GIVEN TASK
A line counts if it contains the word "duration" at least once. State how many such lines the records contain, giving the number alone.
::::
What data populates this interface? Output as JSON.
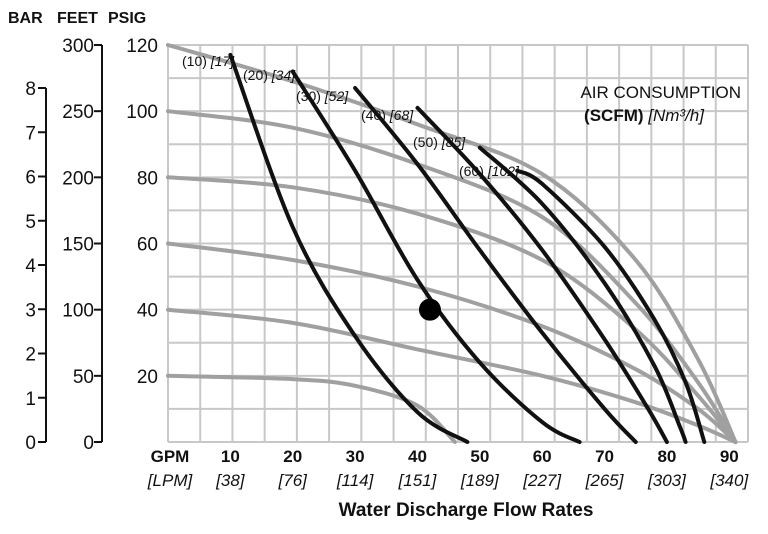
{
  "chart_data": {
    "type": "line",
    "title": "",
    "unit_headers": [
      "BAR",
      "FEET",
      "PSIG"
    ],
    "xlabel": "Water Discharge Flow Rates",
    "x_unit_primary": "GPM",
    "x_unit_secondary": "[LPM]",
    "xlim": [
      0,
      93
    ],
    "ylim": [
      0,
      120
    ],
    "x_ticks": [
      {
        "gpm": "10",
        "lpm": "[38]"
      },
      {
        "gpm": "20",
        "lpm": "[76]"
      },
      {
        "gpm": "30",
        "lpm": "[114]"
      },
      {
        "gpm": "40",
        "lpm": "[151]"
      },
      {
        "gpm": "50",
        "lpm": "[189]"
      },
      {
        "gpm": "60",
        "lpm": "[227]"
      },
      {
        "gpm": "70",
        "lpm": "[265]"
      },
      {
        "gpm": "80",
        "lpm": "[303]"
      },
      {
        "gpm": "90",
        "lpm": "[340]"
      }
    ],
    "psig_ticks": [
      "20",
      "40",
      "60",
      "80",
      "100",
      "120"
    ],
    "feet_ticks": [
      "0",
      "50",
      "100",
      "150",
      "200",
      "250",
      "300"
    ],
    "bar_ticks": [
      "0",
      "1",
      "2",
      "3",
      "4",
      "5",
      "6",
      "7",
      "8"
    ],
    "grid": true,
    "legend": {
      "title": "AIR CONSUMPTION",
      "subtitle_bold": "(SCFM)",
      "subtitle_ital": "[Nm³/h]"
    },
    "air_consumption_curves": [
      {
        "scfm": "(10)",
        "nm3h": "[17]",
        "points": [
          [
            10,
            117
          ],
          [
            20,
            65
          ],
          [
            30,
            32
          ],
          [
            40,
            9
          ],
          [
            48,
            0
          ]
        ]
      },
      {
        "scfm": "(20)",
        "nm3h": "[34]",
        "points": [
          [
            20,
            112
          ],
          [
            30,
            82
          ],
          [
            40,
            49
          ],
          [
            50,
            24
          ],
          [
            60,
            6
          ],
          [
            66,
            0
          ]
        ]
      },
      {
        "scfm": "(30)",
        "nm3h": "[52]",
        "points": [
          [
            30,
            107
          ],
          [
            40,
            84
          ],
          [
            50,
            58
          ],
          [
            60,
            33
          ],
          [
            70,
            10
          ],
          [
            75,
            0
          ]
        ]
      },
      {
        "scfm": "(40)",
        "nm3h": "[68]",
        "points": [
          [
            40,
            101
          ],
          [
            50,
            81
          ],
          [
            60,
            58
          ],
          [
            70,
            31
          ],
          [
            77,
            10
          ],
          [
            80,
            0
          ]
        ]
      },
      {
        "scfm": "(50)",
        "nm3h": "[85]",
        "points": [
          [
            50,
            89
          ],
          [
            60,
            72
          ],
          [
            70,
            48
          ],
          [
            78,
            23
          ],
          [
            82,
            5
          ],
          [
            83,
            0
          ]
        ]
      },
      {
        "scfm": "(60)",
        "nm3h": "[102]",
        "points": [
          [
            56,
            82
          ],
          [
            60,
            78
          ],
          [
            70,
            59
          ],
          [
            78,
            37
          ],
          [
            83,
            18
          ],
          [
            86,
            0
          ]
        ]
      }
    ],
    "air_inlet_pressure_curves": [
      {
        "psig": 120,
        "points": [
          [
            0,
            120
          ],
          [
            20,
            109
          ],
          [
            40,
            96
          ],
          [
            60,
            81
          ],
          [
            75,
            55
          ],
          [
            85,
            25
          ],
          [
            91,
            0
          ]
        ]
      },
      {
        "psig": 100,
        "points": [
          [
            0,
            100
          ],
          [
            20,
            95
          ],
          [
            40,
            84
          ],
          [
            60,
            68
          ],
          [
            75,
            42
          ],
          [
            85,
            18
          ],
          [
            91,
            0
          ]
        ]
      },
      {
        "psig": 80,
        "points": [
          [
            0,
            80
          ],
          [
            20,
            77
          ],
          [
            40,
            69
          ],
          [
            60,
            55
          ],
          [
            75,
            34
          ],
          [
            85,
            14
          ],
          [
            91,
            0
          ]
        ]
      },
      {
        "psig": 60,
        "points": [
          [
            0,
            60
          ],
          [
            20,
            55
          ],
          [
            40,
            47
          ],
          [
            60,
            35
          ],
          [
            75,
            22
          ],
          [
            85,
            10
          ],
          [
            91,
            0
          ]
        ]
      },
      {
        "psig": 40,
        "points": [
          [
            0,
            40
          ],
          [
            20,
            36
          ],
          [
            40,
            28
          ],
          [
            60,
            20
          ],
          [
            75,
            12
          ],
          [
            85,
            5
          ],
          [
            91,
            0
          ]
        ]
      },
      {
        "psig": 20,
        "points": [
          [
            0,
            20
          ],
          [
            20,
            19
          ],
          [
            30,
            17
          ],
          [
            40,
            11
          ],
          [
            46,
            0
          ]
        ]
      }
    ],
    "operating_point": {
      "x": 42,
      "y": 40
    }
  },
  "colors": {
    "pressure_curve": "#a0a0a0",
    "air_curve": "#111111",
    "grid": "#c8c8c8",
    "text": "#111111",
    "dot": "#000000"
  }
}
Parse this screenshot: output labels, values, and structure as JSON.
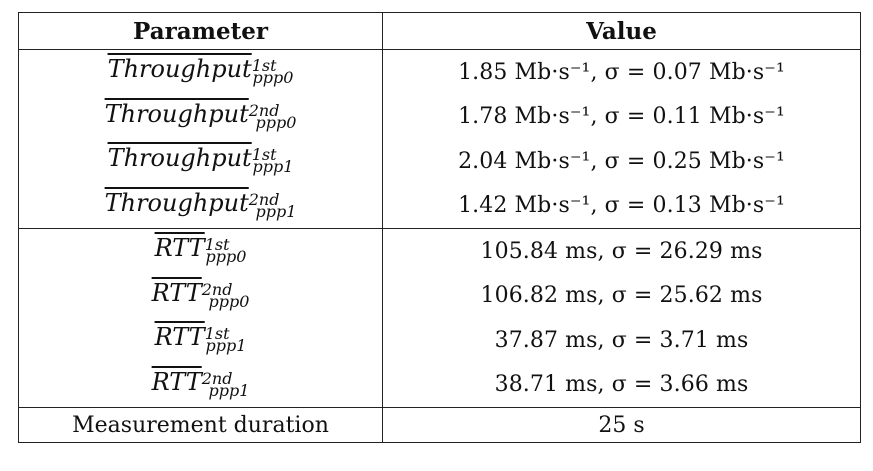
{
  "table": {
    "headers": [
      "Parameter",
      "Value"
    ],
    "throughput_rows": [
      {
        "name": "Throughput",
        "sup": "1st",
        "sub": "ppp0",
        "value": "1.85 Mb·s⁻¹, σ = 0.07 Mb·s⁻¹"
      },
      {
        "name": "Throughput",
        "sup": "2nd",
        "sub": "ppp0",
        "value": "1.78 Mb·s⁻¹, σ = 0.11 Mb·s⁻¹"
      },
      {
        "name": "Throughput",
        "sup": "1st",
        "sub": "ppp1",
        "value": "2.04 Mb·s⁻¹, σ = 0.25 Mb·s⁻¹"
      },
      {
        "name": "Throughput",
        "sup": "2nd",
        "sub": "ppp1",
        "value": "1.42 Mb·s⁻¹, σ = 0.13 Mb·s⁻¹"
      }
    ],
    "rtt_rows": [
      {
        "name": "RTT",
        "sup": "1st",
        "sub": "ppp0",
        "value": "105.84 ms, σ = 26.29 ms"
      },
      {
        "name": "RTT",
        "sup": "2nd",
        "sub": "ppp0",
        "value": "106.82 ms, σ = 25.62 ms"
      },
      {
        "name": "RTT",
        "sup": "1st",
        "sub": "ppp1",
        "value": "37.87 ms, σ = 3.71 ms"
      },
      {
        "name": "RTT",
        "sup": "2nd",
        "sub": "ppp1",
        "value": "38.71 ms, σ = 3.66 ms"
      }
    ],
    "duration": {
      "label": "Measurement duration",
      "value": "25 s"
    }
  }
}
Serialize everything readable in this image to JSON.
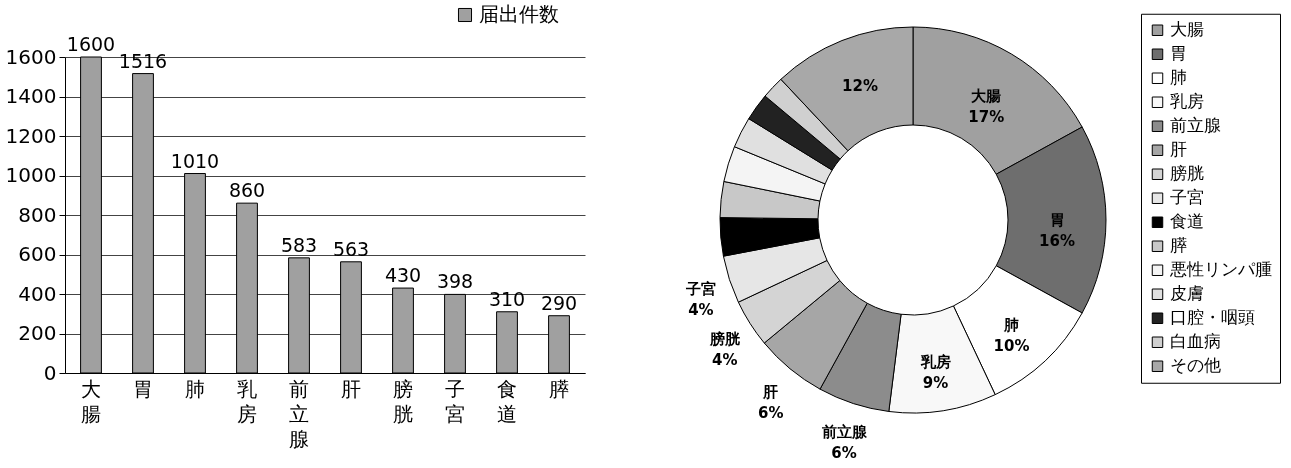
{
  "chart_data": [
    {
      "type": "bar",
      "categories": [
        "大腸",
        "胃",
        "肺",
        "乳房",
        "前立腺",
        "肝",
        "膀胱",
        "子宮",
        "食道",
        "膵"
      ],
      "series": [
        {
          "name": "届出件数",
          "color": "#a0a0a0",
          "values": [
            1600,
            1516,
            1010,
            860,
            583,
            563,
            430,
            398,
            310,
            290
          ]
        }
      ],
      "ylim": [
        0,
        1600
      ],
      "yticks": [
        0,
        200,
        400,
        600,
        800,
        1000,
        1200,
        1400,
        1600
      ],
      "grid": "y",
      "legend": "top right",
      "data_labels": true
    },
    {
      "type": "donut",
      "categories": [
        "大腸",
        "胃",
        "肺",
        "乳房",
        "前立腺",
        "肝",
        "膀胱",
        "子宮",
        "食道",
        "膵",
        "悪性リンパ腫",
        "皮膚",
        "口腔・咽頭",
        "白血病",
        "その他"
      ],
      "values": [
        17,
        16,
        10,
        9,
        6,
        6,
        4,
        4,
        3.2,
        3.0,
        3.0,
        2.6,
        2.3,
        1.9,
        12
      ],
      "colors": [
        "#a0a0a0",
        "#6e6e6e",
        "#ffffff",
        "#f8f8f8",
        "#8c8c8c",
        "#a6a6a6",
        "#d4d4d4",
        "#e6e6e6",
        "#000000",
        "#c8c8c8",
        "#f4f4f4",
        "#e0e0e0",
        "#222222",
        "#d0d0d0",
        "#a8a8a8"
      ],
      "value_labels": [
        "大腸\n17%",
        "胃\n16%",
        "肺\n10%",
        "乳房\n9%",
        "前立腺\n6%",
        "肝\n6%",
        "膀胱\n4%",
        "子宮\n4%",
        null,
        null,
        null,
        null,
        null,
        null,
        "12%"
      ],
      "legend": "right"
    }
  ]
}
::::
ANSWER TO THIS TASK
2